* SET TASK:
Scan the lines below for the word "食物来源". Copy each line you find it in.
=====
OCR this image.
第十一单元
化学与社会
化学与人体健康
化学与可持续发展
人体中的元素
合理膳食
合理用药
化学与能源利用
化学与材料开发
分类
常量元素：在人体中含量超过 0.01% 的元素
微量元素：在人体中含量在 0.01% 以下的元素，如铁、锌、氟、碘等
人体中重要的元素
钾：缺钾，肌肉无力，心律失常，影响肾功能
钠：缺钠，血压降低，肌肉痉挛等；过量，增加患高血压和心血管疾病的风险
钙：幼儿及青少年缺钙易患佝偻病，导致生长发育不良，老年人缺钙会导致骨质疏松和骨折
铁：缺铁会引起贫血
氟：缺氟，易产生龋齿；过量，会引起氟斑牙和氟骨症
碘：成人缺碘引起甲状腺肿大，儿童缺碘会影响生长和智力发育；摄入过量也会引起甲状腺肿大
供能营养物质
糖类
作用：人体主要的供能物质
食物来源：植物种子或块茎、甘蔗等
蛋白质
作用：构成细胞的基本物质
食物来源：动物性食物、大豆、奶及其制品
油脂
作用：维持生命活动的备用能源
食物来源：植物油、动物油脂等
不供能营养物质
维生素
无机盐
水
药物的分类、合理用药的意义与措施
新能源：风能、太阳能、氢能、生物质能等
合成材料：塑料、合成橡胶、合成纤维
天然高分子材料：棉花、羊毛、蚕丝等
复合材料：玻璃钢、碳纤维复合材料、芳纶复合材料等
=====
* ANSWER TO THE EXERCISE:
食物来源：植物种子或块茎、甘蔗等
食物来源：动物性食物、大豆、奶及其制品
食物来源：植物油、动物油脂等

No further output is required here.